What is needed:
Look for "Extract all readable text from this page." in the records below, then copy that line and every line after it, exactly and with nothing added.

[Records from a data source]
● ● ● ●

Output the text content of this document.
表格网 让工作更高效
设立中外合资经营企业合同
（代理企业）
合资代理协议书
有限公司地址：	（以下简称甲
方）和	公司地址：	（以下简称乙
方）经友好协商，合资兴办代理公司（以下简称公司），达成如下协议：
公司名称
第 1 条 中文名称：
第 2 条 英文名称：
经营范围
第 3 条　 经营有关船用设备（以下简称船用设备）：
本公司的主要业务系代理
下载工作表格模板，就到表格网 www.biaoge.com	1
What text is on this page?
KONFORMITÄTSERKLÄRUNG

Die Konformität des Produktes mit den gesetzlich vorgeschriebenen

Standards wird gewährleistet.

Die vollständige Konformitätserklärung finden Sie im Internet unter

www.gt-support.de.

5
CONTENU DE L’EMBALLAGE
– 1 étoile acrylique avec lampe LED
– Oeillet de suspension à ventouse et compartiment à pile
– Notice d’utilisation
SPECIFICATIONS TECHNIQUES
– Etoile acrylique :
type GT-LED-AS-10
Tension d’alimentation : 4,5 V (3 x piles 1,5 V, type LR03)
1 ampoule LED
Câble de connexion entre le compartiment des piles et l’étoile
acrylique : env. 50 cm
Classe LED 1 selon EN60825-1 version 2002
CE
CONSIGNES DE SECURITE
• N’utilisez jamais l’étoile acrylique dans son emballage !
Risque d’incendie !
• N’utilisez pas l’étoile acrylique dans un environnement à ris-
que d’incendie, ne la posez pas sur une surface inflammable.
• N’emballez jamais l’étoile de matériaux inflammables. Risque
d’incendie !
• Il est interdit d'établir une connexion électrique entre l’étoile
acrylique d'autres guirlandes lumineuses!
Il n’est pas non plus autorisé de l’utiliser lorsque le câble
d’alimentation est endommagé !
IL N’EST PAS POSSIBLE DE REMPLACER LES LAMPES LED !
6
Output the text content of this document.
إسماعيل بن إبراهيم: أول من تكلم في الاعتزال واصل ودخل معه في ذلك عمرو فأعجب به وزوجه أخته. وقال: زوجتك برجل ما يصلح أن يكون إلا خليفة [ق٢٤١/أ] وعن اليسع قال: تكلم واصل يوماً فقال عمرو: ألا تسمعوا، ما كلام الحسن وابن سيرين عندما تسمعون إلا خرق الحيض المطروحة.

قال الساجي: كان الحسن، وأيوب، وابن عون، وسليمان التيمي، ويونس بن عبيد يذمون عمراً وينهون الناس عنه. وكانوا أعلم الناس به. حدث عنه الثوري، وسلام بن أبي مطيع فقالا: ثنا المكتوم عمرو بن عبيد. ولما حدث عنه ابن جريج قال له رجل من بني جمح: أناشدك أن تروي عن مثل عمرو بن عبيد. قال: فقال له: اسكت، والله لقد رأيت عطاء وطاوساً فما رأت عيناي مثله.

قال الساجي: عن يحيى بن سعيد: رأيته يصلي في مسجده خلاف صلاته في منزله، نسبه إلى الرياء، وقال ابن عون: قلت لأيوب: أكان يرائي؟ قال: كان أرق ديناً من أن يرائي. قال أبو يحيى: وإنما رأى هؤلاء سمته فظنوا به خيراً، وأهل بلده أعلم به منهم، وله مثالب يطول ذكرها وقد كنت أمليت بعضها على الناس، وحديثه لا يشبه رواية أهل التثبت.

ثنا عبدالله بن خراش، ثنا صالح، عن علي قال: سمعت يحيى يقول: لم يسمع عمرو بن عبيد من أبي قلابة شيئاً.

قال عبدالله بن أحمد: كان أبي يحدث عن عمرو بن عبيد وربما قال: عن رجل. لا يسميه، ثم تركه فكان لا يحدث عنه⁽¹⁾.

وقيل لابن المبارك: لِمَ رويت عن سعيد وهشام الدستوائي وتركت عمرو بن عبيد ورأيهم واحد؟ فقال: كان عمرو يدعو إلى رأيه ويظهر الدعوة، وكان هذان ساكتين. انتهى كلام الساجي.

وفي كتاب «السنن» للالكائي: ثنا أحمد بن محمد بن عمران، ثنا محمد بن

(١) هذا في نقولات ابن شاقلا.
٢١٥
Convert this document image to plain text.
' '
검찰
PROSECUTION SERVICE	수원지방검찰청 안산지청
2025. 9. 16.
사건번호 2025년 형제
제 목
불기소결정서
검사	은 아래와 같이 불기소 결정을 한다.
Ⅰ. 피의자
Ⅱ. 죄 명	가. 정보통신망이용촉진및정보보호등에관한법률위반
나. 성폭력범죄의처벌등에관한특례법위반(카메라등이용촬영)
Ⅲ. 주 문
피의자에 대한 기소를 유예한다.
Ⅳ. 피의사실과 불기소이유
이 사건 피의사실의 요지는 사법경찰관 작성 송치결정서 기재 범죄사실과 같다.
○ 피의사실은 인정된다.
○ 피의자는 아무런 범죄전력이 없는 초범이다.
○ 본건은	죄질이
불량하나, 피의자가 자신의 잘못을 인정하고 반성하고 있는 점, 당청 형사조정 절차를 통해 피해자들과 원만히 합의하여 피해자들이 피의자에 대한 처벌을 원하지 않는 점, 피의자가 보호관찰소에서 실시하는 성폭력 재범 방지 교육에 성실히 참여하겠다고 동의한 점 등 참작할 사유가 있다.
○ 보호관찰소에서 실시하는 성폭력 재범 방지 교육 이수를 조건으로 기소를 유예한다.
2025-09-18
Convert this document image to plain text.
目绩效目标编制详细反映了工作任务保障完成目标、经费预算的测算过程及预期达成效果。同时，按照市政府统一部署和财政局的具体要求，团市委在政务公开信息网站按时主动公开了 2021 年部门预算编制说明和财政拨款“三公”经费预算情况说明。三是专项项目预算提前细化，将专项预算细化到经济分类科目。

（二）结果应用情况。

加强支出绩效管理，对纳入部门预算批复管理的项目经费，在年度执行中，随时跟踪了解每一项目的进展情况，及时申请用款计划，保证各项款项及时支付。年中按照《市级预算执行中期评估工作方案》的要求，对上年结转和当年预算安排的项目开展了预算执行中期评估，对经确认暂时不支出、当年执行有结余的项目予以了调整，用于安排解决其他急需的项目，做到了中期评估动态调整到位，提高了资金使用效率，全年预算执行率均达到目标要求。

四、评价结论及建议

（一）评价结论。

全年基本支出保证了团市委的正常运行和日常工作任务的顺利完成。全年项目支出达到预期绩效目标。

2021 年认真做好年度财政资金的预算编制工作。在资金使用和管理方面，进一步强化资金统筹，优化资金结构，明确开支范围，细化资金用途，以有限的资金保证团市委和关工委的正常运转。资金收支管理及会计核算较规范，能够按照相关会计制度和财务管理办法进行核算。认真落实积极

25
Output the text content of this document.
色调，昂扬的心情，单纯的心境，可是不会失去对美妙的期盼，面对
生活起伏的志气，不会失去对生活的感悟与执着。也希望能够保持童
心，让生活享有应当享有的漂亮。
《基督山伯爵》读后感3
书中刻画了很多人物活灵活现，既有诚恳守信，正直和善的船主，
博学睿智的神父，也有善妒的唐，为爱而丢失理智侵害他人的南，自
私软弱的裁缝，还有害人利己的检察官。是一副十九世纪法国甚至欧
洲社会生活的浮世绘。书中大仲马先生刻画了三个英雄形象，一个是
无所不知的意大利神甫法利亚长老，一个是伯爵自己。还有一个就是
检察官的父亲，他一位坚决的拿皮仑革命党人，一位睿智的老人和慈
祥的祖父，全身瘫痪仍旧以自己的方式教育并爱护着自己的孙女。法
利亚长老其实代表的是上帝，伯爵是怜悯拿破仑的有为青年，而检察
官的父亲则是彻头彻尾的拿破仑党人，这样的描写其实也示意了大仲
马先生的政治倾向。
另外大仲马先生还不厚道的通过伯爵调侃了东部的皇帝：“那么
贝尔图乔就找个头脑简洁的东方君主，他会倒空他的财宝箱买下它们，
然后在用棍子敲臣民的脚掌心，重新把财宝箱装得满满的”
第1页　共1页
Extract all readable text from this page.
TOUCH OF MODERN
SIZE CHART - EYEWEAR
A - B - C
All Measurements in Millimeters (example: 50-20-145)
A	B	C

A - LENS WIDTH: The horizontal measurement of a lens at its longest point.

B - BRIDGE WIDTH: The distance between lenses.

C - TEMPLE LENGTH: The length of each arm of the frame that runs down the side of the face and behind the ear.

● ● ● ●

Task response:
Extract all readable text from this page.
TOUCH OF MODERN
SIZE CHART - EYEWEAR
A - B - C
All Measurements in Millimeters (example: 50-20-145)
A	B	C

A - LENS WIDTH: The horizontal measurement of a lens at its longest point.

B - BRIDGE WIDTH: The distance between lenses.

C - TEMPLE LENGTH: The length of each arm of the frame that runs down the side of the face and behind the ear.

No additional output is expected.